AVAILABLE RECORDS »

—————

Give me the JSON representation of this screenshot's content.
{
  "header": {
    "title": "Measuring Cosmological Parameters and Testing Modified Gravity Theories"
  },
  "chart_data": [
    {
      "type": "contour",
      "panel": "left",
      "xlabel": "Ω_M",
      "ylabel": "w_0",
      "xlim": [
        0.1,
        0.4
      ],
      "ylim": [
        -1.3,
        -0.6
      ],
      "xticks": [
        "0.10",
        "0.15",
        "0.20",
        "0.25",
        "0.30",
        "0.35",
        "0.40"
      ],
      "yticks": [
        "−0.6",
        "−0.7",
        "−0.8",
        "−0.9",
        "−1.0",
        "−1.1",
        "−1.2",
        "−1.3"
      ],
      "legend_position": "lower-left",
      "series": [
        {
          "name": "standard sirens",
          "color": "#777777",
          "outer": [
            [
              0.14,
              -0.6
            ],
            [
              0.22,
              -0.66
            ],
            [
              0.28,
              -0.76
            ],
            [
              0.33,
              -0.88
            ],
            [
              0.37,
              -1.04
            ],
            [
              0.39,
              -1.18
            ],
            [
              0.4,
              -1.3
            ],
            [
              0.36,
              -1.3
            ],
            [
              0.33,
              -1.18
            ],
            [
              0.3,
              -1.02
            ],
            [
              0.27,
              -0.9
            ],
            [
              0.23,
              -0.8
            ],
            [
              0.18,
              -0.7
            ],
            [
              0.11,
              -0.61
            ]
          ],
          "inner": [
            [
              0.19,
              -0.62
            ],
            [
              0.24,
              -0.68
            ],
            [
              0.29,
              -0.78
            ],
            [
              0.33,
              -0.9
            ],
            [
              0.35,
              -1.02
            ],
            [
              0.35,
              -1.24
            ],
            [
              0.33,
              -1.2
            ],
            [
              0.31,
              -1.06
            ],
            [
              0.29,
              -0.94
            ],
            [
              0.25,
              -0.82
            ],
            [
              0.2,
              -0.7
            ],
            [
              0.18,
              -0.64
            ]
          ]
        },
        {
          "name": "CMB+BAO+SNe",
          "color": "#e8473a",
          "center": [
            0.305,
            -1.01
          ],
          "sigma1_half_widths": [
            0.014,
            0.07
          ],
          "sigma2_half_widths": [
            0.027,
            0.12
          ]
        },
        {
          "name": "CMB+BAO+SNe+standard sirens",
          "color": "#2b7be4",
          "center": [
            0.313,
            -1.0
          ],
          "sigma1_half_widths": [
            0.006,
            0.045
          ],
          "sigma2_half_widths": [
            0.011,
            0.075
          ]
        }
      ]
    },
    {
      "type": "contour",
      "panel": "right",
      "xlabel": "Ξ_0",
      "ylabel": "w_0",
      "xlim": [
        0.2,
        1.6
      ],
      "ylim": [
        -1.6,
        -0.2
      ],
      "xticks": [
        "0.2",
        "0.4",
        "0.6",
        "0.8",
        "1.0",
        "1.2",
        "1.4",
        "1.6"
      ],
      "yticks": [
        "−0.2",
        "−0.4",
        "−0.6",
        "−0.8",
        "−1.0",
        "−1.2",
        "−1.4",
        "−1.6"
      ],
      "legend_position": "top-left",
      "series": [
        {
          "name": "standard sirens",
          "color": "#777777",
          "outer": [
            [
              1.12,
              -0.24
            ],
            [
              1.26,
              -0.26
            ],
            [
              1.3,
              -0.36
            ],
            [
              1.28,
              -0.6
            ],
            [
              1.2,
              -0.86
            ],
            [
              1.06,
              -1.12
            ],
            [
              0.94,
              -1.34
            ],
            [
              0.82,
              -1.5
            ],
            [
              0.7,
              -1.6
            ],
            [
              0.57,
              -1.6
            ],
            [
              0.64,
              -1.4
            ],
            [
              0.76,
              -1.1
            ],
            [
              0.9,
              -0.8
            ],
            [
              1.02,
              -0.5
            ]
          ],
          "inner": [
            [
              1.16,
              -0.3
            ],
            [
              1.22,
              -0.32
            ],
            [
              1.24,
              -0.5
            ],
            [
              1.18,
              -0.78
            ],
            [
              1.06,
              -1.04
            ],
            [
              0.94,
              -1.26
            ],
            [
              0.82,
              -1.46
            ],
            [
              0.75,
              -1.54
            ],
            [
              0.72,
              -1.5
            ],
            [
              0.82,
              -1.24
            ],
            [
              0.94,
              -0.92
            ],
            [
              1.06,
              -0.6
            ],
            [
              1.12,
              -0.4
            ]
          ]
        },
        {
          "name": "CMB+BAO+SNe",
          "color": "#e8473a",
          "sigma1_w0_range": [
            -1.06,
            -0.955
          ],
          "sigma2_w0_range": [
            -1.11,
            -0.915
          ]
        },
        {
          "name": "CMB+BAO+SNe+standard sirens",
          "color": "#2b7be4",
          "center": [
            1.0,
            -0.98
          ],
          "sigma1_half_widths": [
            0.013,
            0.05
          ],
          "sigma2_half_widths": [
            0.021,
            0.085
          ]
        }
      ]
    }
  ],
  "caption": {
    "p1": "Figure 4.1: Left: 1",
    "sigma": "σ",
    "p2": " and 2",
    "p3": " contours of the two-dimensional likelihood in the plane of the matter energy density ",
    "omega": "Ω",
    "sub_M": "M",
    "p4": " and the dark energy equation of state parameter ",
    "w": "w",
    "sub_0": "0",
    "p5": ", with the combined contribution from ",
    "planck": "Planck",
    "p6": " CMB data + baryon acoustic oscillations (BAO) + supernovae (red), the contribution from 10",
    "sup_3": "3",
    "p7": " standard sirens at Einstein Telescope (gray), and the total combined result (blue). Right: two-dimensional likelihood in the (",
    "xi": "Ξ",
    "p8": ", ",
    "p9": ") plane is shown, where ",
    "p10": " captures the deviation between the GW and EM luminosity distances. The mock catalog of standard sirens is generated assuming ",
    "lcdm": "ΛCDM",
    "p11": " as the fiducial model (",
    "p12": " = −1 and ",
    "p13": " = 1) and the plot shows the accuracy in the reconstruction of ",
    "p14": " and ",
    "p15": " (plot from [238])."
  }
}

—————

WHAT NEEDS TO BE DONE » Above are some records; extract every one of them exactly.

WRITTEN REPLY »
Give me the JSON representation of this screenshot's content.
{
  "header": {
    "title": "Measuring Cosmological Parameters and Testing Modified Gravity Theories"
  },
  "chart_data": [
    {
      "type": "contour",
      "panel": "left",
      "xlabel": "Ω_M",
      "ylabel": "w_0",
      "xlim": [
        0.1,
        0.4
      ],
      "ylim": [
        -1.3,
        -0.6
      ],
      "xticks": [
        "0.10",
        "0.15",
        "0.20",
        "0.25",
        "0.30",
        "0.35",
        "0.40"
      ],
      "yticks": [
        "−0.6",
        "−0.7",
        "−0.8",
        "−0.9",
        "−1.0",
        "−1.1",
        "−1.2",
        "−1.3"
      ],
      "legend_position": "lower-left",
      "series": [
        {
          "name": "standard sirens",
          "color": "#777777",
          "outer": [
            [
              0.14,
              -0.6
            ],
            [
              0.22,
              -0.66
            ],
            [
              0.28,
              -0.76
            ],
            [
              0.33,
              -0.88
            ],
            [
              0.37,
              -1.04
            ],
            [
              0.39,
              -1.18
            ],
            [
              0.4,
              -1.3
            ],
            [
              0.36,
              -1.3
            ],
            [
              0.33,
              -1.18
            ],
            [
              0.3,
              -1.02
            ],
            [
              0.27,
              -0.9
            ],
            [
              0.23,
              -0.8
            ],
            [
              0.18,
              -0.7
            ],
            [
              0.11,
              -0.61
            ]
          ],
          "inner": [
            [
              0.19,
              -0.62
            ],
            [
              0.24,
              -0.68
            ],
            [
              0.29,
              -0.78
            ],
            [
              0.33,
              -0.9
            ],
            [
              0.35,
              -1.02
            ],
            [
              0.35,
              -1.24
            ],
            [
              0.33,
              -1.2
            ],
            [
              0.31,
              -1.06
            ],
            [
              0.29,
              -0.94
            ],
            [
              0.25,
              -0.82
            ],
            [
              0.2,
              -0.7
            ],
            [
              0.18,
              -0.64
            ]
          ]
        },
        {
          "name": "CMB+BAO+SNe",
          "color": "#e8473a",
          "center": [
            0.305,
            -1.01
          ],
          "sigma1_half_widths": [
            0.014,
            0.07
          ],
          "sigma2_half_widths": [
            0.027,
            0.12
          ]
        },
        {
          "name": "CMB+BAO+SNe+standard sirens",
          "color": "#2b7be4",
          "center": [
            0.313,
            -1.0
          ],
          "sigma1_half_widths": [
            0.006,
            0.045
          ],
          "sigma2_half_widths": [
            0.011,
            0.075
          ]
        }
      ]
    },
    {
      "type": "contour",
      "panel": "right",
      "xlabel": "Ξ_0",
      "ylabel": "w_0",
      "xlim": [
        0.2,
        1.6
      ],
      "ylim": [
        -1.6,
        -0.2
      ],
      "xticks": [
        "0.2",
        "0.4",
        "0.6",
        "0.8",
        "1.0",
        "1.2",
        "1.4",
        "1.6"
      ],
      "yticks": [
        "−0.2",
        "−0.4",
        "−0.6",
        "−0.8",
        "−1.0",
        "−1.2",
        "−1.4",
        "−1.6"
      ],
      "legend_position": "top-left",
      "series": [
        {
          "name": "standard sirens",
          "color": "#777777",
          "outer": [
            [
              1.12,
              -0.24
            ],
            [
              1.26,
              -0.26
            ],
            [
              1.3,
              -0.36
            ],
            [
              1.28,
              -0.6
            ],
            [
              1.2,
              -0.86
            ],
            [
              1.06,
              -1.12
            ],
            [
              0.94,
              -1.34
            ],
            [
              0.82,
              -1.5
            ],
            [
              0.7,
              -1.6
            ],
            [
              0.57,
              -1.6
            ],
            [
              0.64,
              -1.4
            ],
            [
              0.76,
              -1.1
            ],
            [
              0.9,
              -0.8
            ],
            [
              1.02,
              -0.5
            ]
          ],
          "inner": [
            [
              1.16,
              -0.3
            ],
            [
              1.22,
              -0.32
            ],
            [
              1.24,
              -0.5
            ],
            [
              1.18,
              -0.78
            ],
            [
              1.06,
              -1.04
            ],
            [
              0.94,
              -1.26
            ],
            [
              0.82,
              -1.46
            ],
            [
              0.75,
              -1.54
            ],
            [
              0.72,
              -1.5
            ],
            [
              0.82,
              -1.24
            ],
            [
              0.94,
              -0.92
            ],
            [
              1.06,
              -0.6
            ],
            [
              1.12,
              -0.4
            ]
          ]
        },
        {
          "name": "CMB+BAO+SNe",
          "color": "#e8473a",
          "sigma1_w0_range": [
            -1.06,
            -0.955
          ],
          "sigma2_w0_range": [
            -1.11,
            -0.915
          ]
        },
        {
          "name": "CMB+BAO+SNe+standard sirens",
          "color": "#2b7be4",
          "center": [
            1.0,
            -0.98
          ],
          "sigma1_half_widths": [
            0.013,
            0.05
          ],
          "sigma2_half_widths": [
            0.021,
            0.085
          ]
        }
      ]
    }
  ],
  "caption": {
    "p1": "Figure 4.1: Left: 1",
    "sigma": "σ",
    "p2": " and 2",
    "p3": " contours of the two-dimensional likelihood in the plane of the matter energy density ",
    "omega": "Ω",
    "sub_M": "M",
    "p4": " and the dark energy equation of state parameter ",
    "w": "w",
    "sub_0": "0",
    "p5": ", with the combined contribution from ",
    "planck": "Planck",
    "p6": " CMB data + baryon acoustic oscillations (BAO) + supernovae (red), the contribution from 10",
    "sup_3": "3",
    "p7": " standard sirens at Einstein Telescope (gray), and the total combined result (blue). Right: two-dimensional likelihood in the (",
    "xi": "Ξ",
    "p8": ", ",
    "p9": ") plane is shown, where ",
    "p10": " captures the deviation between the GW and EM luminosity distances. The mock catalog of standard sirens is generated assuming ",
    "lcdm": "ΛCDM",
    "p11": " as the fiducial model (",
    "p12": " = −1 and ",
    "p13": " = 1) and the plot shows the accuracy in the reconstruction of ",
    "p14": " and ",
    "p15": " (plot from [238])."
  }
}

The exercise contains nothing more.